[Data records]
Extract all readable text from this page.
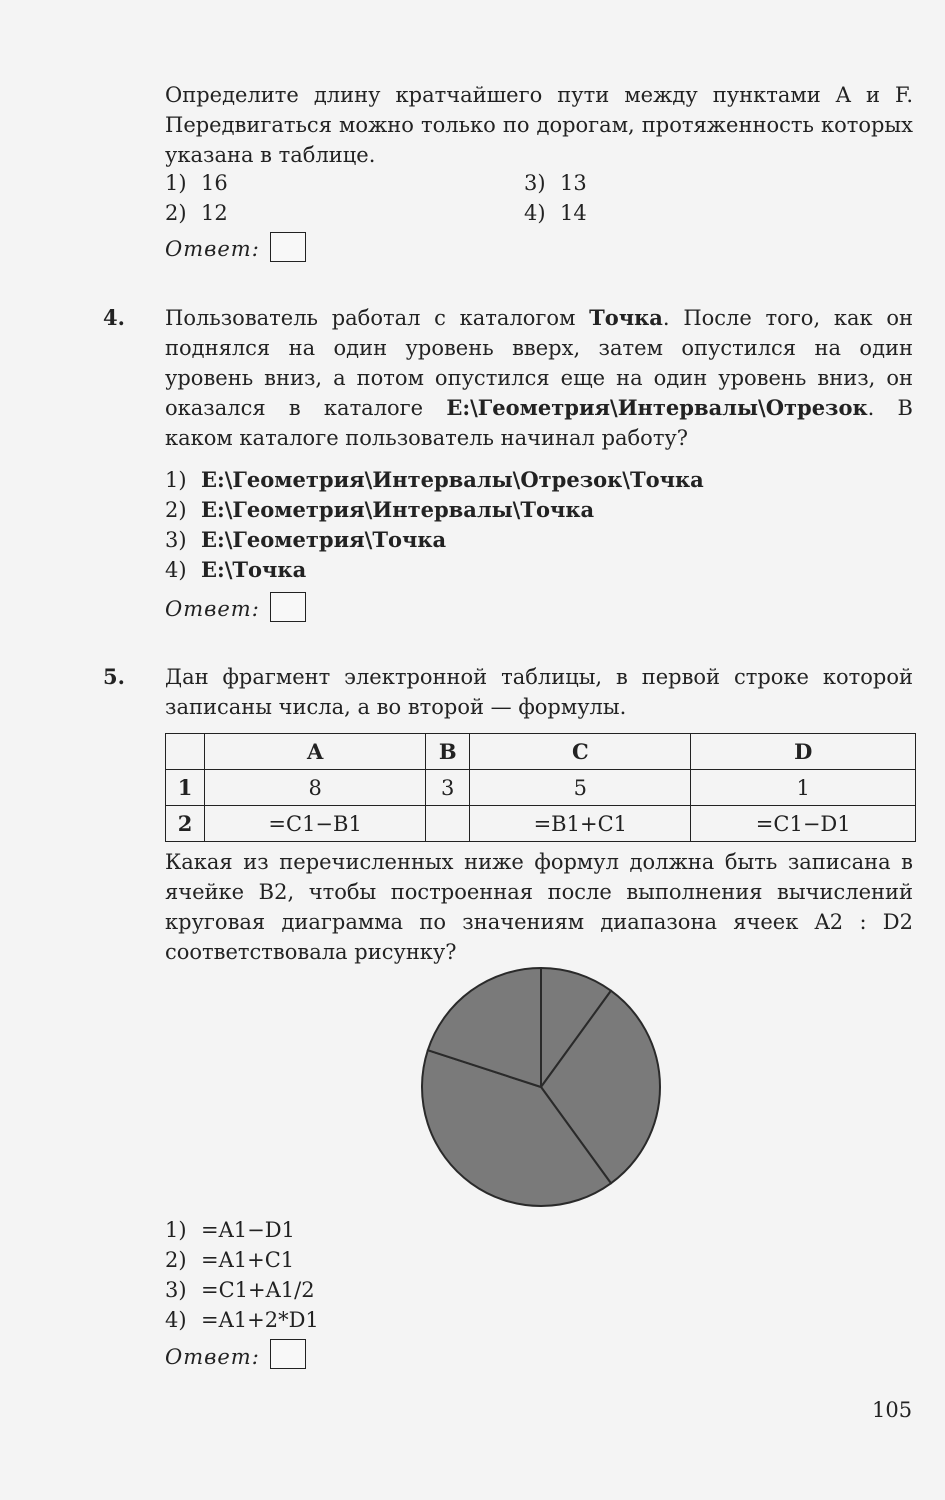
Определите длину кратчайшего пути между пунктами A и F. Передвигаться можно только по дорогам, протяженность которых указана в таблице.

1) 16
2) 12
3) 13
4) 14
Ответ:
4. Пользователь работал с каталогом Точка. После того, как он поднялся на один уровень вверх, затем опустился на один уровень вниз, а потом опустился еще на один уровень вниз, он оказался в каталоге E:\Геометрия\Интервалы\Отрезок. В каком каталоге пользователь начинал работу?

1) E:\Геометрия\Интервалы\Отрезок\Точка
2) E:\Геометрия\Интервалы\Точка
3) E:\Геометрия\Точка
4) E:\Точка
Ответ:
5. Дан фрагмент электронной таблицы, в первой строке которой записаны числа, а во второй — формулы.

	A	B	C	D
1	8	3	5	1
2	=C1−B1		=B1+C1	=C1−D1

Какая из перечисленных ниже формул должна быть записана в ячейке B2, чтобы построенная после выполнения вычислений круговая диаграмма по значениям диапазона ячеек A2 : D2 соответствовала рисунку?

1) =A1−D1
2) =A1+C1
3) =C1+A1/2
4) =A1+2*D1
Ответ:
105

* * *

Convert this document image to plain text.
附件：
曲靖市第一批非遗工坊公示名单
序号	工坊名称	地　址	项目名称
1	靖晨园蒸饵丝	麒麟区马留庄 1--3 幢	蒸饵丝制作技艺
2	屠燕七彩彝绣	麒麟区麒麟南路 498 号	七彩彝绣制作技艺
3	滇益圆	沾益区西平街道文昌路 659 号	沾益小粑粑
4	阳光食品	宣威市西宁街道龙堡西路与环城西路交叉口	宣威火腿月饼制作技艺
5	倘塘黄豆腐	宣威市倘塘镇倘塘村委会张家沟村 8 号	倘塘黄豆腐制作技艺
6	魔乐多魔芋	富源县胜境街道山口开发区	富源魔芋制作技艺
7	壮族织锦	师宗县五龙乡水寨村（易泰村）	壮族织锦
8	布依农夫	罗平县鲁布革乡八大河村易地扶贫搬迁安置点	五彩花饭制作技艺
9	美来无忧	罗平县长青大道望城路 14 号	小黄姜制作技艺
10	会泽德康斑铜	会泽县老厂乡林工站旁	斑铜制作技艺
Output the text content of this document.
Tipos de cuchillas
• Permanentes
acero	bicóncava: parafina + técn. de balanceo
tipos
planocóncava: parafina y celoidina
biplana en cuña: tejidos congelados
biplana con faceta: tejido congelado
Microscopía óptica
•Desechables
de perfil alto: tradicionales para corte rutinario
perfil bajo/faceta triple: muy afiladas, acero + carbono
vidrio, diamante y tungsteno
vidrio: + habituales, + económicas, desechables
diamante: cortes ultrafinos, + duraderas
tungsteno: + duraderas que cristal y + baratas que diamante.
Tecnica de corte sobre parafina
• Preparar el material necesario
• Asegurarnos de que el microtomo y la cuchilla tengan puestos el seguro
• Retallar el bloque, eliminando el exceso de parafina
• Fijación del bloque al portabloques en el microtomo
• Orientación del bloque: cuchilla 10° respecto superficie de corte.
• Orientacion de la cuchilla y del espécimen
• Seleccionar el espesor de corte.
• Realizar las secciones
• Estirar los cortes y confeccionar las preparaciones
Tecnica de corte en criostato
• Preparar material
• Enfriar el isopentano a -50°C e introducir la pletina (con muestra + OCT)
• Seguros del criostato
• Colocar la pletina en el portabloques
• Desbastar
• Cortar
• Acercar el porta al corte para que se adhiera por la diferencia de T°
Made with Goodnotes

→ **WRITTEN INSTRUCTION**: Check the data for the word "acero" and pull out the lines that have it.

→ **OUTPUT FOR THIS EXERCISE**:
acero	bicóncava: parafina + técn. de balanceo
perfil bajo/faceta triple: muy afiladas, acero + carbono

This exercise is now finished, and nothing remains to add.